══ RECORDS FOR THE EXERCISE
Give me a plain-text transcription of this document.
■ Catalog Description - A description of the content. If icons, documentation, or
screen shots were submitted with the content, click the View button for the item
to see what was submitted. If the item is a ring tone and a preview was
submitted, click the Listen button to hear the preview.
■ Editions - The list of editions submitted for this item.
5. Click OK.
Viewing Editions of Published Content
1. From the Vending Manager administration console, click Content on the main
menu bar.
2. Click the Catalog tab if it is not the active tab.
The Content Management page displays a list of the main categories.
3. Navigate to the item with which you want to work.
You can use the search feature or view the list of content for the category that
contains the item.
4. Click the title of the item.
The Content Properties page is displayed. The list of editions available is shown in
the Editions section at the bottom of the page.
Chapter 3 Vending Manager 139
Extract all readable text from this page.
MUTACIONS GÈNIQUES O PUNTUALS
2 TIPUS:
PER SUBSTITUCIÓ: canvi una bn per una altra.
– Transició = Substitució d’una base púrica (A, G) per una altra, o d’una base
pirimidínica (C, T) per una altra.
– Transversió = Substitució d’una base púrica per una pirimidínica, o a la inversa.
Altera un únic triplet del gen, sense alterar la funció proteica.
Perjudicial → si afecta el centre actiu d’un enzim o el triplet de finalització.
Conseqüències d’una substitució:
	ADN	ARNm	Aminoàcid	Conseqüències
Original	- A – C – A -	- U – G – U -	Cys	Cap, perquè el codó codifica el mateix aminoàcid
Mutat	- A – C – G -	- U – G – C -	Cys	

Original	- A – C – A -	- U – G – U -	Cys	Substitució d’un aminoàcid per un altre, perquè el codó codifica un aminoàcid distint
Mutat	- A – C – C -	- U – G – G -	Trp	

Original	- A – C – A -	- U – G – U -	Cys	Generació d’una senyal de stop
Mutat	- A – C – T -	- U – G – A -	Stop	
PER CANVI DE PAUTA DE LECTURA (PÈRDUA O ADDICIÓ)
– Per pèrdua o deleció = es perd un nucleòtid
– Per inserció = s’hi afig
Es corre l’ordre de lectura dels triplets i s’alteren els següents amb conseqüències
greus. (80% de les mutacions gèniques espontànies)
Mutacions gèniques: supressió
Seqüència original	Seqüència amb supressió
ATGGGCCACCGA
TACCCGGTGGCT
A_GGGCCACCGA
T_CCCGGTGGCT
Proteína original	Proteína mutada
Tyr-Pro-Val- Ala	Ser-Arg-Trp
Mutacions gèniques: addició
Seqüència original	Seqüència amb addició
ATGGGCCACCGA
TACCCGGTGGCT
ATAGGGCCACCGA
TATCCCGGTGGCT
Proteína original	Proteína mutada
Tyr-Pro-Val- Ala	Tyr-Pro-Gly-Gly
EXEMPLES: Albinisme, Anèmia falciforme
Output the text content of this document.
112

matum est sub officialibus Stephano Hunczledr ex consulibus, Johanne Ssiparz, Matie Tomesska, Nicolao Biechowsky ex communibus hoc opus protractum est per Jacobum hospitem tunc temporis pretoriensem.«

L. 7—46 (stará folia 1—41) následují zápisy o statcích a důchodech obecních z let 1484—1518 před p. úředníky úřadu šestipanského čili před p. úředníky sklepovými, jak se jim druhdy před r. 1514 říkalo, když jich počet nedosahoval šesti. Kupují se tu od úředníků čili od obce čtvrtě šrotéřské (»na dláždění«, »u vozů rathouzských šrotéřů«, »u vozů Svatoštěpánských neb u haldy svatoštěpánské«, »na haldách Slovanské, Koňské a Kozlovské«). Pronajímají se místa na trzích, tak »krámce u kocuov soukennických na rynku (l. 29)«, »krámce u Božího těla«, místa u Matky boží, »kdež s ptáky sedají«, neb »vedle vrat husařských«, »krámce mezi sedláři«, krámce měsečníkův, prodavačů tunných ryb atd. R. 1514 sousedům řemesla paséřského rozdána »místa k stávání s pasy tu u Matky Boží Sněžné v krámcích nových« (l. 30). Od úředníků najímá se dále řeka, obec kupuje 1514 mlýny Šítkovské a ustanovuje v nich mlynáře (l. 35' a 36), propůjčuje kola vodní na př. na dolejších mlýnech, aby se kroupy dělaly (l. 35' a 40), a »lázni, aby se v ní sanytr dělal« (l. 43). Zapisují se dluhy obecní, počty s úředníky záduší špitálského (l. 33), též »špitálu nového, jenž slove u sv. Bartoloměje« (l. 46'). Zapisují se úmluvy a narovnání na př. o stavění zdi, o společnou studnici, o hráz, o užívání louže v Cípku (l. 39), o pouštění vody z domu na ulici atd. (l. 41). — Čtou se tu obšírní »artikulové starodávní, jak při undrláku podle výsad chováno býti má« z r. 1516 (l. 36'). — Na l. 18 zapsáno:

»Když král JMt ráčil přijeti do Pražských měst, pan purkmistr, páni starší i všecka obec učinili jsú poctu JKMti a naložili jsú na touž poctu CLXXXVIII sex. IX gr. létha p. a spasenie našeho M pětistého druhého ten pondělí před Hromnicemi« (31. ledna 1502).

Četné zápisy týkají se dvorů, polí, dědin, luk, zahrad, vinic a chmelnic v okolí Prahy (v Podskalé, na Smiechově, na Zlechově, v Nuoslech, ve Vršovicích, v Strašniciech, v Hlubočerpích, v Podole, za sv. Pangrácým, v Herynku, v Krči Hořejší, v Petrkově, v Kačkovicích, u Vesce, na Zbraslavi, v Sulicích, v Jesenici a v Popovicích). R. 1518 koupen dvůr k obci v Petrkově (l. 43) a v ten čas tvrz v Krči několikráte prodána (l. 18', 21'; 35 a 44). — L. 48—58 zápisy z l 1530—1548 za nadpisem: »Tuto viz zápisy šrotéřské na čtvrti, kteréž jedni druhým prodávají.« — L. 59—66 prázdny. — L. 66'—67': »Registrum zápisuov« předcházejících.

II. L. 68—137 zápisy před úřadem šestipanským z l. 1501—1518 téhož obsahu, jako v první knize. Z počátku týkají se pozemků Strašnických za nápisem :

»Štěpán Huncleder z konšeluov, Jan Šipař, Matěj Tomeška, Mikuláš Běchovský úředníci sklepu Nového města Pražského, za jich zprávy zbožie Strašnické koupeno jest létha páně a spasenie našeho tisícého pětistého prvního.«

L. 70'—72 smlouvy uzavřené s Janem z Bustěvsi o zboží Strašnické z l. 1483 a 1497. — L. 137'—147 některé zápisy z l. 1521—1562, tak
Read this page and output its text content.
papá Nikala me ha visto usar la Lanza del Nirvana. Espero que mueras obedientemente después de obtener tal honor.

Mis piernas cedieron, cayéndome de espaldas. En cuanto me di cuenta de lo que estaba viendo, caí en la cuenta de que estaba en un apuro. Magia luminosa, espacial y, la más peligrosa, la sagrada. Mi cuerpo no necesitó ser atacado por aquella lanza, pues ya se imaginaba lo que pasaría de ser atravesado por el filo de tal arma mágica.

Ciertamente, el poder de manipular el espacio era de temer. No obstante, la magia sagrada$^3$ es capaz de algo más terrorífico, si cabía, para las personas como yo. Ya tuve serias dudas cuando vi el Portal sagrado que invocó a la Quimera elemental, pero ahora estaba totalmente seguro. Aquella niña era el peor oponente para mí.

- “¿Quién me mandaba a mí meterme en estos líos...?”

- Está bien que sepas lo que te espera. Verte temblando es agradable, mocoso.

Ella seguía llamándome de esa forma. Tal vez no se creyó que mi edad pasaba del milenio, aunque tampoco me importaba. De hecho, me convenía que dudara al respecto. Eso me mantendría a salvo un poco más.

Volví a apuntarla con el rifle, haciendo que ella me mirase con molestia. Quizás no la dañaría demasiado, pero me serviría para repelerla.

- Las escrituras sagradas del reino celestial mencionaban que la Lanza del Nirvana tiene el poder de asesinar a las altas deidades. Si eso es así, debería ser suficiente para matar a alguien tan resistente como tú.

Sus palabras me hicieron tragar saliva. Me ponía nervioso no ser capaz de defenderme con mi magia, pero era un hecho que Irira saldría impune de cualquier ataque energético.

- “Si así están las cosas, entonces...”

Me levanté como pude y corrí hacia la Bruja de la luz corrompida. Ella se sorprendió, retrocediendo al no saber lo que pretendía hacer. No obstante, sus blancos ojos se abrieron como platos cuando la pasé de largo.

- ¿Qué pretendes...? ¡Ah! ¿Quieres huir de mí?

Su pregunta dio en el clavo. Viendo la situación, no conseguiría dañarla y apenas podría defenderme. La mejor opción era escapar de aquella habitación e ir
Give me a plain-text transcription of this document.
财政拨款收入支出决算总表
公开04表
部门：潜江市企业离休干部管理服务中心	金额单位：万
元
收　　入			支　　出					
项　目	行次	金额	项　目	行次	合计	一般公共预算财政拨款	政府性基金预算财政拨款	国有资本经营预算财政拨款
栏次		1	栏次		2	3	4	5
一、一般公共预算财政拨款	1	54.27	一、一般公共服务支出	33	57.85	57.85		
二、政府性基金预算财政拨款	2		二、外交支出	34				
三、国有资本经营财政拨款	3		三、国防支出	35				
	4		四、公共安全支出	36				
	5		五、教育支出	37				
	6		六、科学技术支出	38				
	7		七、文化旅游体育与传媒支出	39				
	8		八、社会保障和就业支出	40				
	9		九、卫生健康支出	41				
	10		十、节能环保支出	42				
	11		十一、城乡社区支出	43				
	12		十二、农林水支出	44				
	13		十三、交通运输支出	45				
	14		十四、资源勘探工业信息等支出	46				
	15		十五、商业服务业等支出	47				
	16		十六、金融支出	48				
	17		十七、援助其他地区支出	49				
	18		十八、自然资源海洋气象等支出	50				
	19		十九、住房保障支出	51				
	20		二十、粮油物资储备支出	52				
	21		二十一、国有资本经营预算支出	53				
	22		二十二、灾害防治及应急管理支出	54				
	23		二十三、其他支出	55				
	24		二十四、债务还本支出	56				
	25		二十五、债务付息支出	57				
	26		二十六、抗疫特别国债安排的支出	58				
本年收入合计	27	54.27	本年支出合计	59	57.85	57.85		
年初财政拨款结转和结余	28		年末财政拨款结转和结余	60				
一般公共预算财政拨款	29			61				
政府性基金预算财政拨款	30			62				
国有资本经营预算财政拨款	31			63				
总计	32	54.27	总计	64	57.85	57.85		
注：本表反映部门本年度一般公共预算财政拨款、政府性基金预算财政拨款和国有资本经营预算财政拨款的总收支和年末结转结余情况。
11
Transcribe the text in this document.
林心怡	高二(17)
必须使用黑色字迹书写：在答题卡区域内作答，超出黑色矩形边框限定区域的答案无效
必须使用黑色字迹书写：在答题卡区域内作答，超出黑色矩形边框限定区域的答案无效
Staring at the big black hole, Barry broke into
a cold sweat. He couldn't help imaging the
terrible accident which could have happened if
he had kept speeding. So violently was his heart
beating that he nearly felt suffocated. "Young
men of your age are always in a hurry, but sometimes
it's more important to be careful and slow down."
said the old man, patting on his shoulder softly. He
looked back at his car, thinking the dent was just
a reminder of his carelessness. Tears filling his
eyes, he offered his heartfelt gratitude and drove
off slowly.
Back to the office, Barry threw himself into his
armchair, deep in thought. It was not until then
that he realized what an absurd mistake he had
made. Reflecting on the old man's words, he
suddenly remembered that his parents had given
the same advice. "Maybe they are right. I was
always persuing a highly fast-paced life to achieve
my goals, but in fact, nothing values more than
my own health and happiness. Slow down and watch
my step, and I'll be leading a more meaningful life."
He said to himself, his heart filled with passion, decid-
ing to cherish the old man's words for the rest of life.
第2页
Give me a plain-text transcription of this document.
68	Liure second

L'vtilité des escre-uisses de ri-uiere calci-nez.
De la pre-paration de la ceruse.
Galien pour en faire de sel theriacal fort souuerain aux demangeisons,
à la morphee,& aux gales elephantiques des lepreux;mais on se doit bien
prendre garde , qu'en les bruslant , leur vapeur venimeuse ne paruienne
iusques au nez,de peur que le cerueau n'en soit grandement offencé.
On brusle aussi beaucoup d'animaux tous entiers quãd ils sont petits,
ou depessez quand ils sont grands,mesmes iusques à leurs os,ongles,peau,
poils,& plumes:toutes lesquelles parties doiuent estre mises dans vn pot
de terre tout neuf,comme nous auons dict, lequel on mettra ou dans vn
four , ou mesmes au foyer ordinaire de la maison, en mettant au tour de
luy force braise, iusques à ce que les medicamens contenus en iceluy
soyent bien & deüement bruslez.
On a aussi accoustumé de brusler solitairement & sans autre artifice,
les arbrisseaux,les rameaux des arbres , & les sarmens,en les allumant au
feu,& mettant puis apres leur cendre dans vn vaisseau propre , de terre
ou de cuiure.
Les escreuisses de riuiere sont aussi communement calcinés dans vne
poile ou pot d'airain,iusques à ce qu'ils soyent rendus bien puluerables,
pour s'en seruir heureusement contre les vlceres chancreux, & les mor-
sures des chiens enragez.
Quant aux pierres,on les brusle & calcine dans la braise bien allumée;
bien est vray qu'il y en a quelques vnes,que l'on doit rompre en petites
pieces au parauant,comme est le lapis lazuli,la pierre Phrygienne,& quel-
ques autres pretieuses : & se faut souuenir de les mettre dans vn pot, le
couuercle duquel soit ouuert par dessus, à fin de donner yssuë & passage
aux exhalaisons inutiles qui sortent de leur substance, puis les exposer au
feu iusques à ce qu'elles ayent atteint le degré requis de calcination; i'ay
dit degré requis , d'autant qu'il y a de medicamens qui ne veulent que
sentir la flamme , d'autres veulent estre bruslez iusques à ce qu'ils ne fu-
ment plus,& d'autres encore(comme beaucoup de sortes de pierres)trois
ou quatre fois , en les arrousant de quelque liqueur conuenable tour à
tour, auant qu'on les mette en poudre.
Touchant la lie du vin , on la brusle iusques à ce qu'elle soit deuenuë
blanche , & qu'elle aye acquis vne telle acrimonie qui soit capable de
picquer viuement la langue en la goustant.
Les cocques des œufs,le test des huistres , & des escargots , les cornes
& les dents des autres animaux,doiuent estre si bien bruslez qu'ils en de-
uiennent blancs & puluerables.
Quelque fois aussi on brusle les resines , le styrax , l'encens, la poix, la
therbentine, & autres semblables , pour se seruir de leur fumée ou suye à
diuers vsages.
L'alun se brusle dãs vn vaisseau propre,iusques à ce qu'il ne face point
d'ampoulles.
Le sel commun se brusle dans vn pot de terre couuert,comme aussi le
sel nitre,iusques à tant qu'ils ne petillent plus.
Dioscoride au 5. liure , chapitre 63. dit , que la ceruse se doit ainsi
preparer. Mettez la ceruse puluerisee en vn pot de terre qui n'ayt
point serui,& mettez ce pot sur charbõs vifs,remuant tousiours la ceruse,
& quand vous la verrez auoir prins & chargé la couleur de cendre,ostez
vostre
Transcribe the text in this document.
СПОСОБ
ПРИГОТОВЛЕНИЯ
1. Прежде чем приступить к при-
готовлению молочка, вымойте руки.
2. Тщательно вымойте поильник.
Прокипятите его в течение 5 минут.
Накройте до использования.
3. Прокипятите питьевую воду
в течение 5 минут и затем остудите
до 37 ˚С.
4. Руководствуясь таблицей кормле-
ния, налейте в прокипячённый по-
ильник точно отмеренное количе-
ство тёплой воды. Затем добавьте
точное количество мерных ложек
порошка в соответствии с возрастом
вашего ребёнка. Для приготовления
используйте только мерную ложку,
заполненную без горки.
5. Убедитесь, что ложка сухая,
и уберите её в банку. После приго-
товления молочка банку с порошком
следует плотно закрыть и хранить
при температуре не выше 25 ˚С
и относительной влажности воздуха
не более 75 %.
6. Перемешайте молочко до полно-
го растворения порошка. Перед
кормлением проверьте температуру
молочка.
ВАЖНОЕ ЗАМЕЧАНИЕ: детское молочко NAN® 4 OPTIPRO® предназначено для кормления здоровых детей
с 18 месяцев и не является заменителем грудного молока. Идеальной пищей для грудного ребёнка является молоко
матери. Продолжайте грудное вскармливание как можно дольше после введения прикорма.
════
* PROBLEM STATEMENT
From the material above, gather all lines that include the string "cendre" and copy them.

* RESULT
feu,& mettant puis apres leur cendre dans vn vaisseau propre , de terre
& quand vous la verrez auoir prins & chargé la couleur de cendre,ostez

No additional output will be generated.